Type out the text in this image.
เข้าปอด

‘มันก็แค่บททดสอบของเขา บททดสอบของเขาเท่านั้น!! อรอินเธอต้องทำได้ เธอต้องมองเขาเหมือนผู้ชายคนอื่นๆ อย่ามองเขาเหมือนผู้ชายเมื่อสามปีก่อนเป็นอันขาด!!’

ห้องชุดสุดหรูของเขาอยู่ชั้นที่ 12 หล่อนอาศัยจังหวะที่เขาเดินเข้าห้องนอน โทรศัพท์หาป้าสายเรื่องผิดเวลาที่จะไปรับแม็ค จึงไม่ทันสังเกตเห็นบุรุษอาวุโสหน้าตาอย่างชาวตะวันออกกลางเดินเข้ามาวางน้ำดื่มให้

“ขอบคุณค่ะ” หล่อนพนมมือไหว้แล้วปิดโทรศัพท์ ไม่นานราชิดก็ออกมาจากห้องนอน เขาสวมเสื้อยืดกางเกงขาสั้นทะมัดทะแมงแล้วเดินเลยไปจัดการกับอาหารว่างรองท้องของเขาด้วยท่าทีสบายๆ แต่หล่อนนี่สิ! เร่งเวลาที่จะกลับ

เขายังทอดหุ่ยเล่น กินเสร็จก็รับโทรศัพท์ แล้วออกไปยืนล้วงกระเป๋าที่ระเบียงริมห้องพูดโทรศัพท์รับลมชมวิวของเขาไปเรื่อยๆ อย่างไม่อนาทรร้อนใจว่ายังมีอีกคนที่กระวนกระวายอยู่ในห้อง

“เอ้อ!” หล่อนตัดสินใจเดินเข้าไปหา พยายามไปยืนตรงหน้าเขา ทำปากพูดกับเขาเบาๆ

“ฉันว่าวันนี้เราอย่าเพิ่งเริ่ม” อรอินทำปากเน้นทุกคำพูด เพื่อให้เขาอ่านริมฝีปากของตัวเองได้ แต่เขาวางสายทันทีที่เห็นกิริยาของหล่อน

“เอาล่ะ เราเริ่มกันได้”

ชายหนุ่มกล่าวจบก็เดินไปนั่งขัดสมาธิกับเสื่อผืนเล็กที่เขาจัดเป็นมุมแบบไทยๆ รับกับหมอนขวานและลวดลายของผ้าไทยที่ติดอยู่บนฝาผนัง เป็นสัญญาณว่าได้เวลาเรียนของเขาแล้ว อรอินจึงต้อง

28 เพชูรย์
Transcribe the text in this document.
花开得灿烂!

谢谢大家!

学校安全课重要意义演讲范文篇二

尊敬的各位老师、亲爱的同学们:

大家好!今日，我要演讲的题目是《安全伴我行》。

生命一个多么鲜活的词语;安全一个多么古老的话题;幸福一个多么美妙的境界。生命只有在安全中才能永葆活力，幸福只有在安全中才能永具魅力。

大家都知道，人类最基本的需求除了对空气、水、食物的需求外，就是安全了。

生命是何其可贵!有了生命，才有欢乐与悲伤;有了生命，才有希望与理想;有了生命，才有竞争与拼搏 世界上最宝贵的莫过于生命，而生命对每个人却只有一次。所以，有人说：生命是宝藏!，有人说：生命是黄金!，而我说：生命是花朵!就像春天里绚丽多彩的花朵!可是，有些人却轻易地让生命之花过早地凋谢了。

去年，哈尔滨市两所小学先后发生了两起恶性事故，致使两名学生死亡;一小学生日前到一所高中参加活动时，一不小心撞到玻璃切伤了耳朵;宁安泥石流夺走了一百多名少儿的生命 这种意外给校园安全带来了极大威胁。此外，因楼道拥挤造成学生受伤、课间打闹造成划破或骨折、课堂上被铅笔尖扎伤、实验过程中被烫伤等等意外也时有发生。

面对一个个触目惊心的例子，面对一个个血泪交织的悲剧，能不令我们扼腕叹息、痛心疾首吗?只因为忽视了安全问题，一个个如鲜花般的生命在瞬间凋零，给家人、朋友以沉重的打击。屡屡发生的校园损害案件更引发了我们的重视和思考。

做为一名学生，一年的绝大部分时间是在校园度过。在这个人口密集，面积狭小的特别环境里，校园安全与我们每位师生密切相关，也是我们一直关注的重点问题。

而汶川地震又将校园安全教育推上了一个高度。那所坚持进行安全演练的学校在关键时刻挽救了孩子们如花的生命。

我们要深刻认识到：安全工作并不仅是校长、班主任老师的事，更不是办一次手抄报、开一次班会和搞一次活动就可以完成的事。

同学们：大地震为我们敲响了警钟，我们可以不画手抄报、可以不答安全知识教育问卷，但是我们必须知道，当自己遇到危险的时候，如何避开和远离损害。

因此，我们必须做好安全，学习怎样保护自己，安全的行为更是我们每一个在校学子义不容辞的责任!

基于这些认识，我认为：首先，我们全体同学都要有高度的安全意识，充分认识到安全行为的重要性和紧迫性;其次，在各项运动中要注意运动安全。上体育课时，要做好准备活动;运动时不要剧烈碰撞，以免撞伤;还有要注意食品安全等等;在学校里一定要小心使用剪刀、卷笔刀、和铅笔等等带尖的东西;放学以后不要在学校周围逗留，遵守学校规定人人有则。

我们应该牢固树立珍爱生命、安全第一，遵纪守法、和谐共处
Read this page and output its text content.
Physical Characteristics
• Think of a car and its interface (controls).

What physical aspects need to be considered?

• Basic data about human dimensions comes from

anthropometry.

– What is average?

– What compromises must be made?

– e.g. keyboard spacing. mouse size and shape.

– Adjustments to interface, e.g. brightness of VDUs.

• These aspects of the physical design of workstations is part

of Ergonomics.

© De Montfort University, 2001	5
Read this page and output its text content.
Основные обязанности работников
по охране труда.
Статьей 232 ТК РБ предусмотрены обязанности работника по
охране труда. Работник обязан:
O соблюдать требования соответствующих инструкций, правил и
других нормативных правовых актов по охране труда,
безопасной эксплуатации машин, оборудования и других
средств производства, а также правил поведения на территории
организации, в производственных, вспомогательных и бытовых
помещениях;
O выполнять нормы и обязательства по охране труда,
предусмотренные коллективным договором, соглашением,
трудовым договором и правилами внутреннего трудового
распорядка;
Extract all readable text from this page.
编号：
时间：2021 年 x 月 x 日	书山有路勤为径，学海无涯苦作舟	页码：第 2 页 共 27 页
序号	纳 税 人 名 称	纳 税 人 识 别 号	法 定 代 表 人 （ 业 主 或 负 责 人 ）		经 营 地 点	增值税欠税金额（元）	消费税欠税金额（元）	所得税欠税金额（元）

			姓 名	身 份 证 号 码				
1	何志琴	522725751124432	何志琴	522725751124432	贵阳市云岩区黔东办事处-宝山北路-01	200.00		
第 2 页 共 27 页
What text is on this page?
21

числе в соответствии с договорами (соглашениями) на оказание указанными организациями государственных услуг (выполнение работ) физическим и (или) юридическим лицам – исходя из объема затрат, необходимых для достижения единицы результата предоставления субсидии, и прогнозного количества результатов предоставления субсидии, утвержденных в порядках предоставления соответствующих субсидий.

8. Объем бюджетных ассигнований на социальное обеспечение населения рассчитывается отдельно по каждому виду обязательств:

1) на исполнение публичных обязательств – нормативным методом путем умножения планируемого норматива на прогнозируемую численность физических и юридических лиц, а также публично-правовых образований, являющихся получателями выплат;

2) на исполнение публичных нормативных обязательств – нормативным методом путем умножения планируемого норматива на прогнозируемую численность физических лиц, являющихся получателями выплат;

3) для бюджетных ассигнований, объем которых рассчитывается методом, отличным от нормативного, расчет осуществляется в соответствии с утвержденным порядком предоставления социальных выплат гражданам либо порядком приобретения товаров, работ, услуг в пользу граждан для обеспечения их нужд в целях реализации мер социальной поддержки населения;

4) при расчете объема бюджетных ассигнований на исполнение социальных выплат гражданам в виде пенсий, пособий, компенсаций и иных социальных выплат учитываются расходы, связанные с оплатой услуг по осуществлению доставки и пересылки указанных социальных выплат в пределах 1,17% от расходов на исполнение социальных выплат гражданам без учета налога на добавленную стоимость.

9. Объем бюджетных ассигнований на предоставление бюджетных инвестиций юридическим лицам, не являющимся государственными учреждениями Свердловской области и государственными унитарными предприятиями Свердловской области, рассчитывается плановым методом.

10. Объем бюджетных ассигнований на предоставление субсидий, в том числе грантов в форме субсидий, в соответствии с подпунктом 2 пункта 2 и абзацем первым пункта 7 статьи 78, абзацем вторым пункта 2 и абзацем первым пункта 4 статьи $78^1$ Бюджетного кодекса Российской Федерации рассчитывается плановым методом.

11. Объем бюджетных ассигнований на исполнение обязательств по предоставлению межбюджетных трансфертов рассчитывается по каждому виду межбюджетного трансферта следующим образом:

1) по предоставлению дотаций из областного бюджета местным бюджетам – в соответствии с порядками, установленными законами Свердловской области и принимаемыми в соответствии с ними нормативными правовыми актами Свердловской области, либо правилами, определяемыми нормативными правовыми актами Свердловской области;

★ ★ ★ ★ ★ ★ ★

Instructions to follow ::
Find the number of lines in which the word "планируемого" occurs, and write nothing but that number.

Answer to this exercise ::
2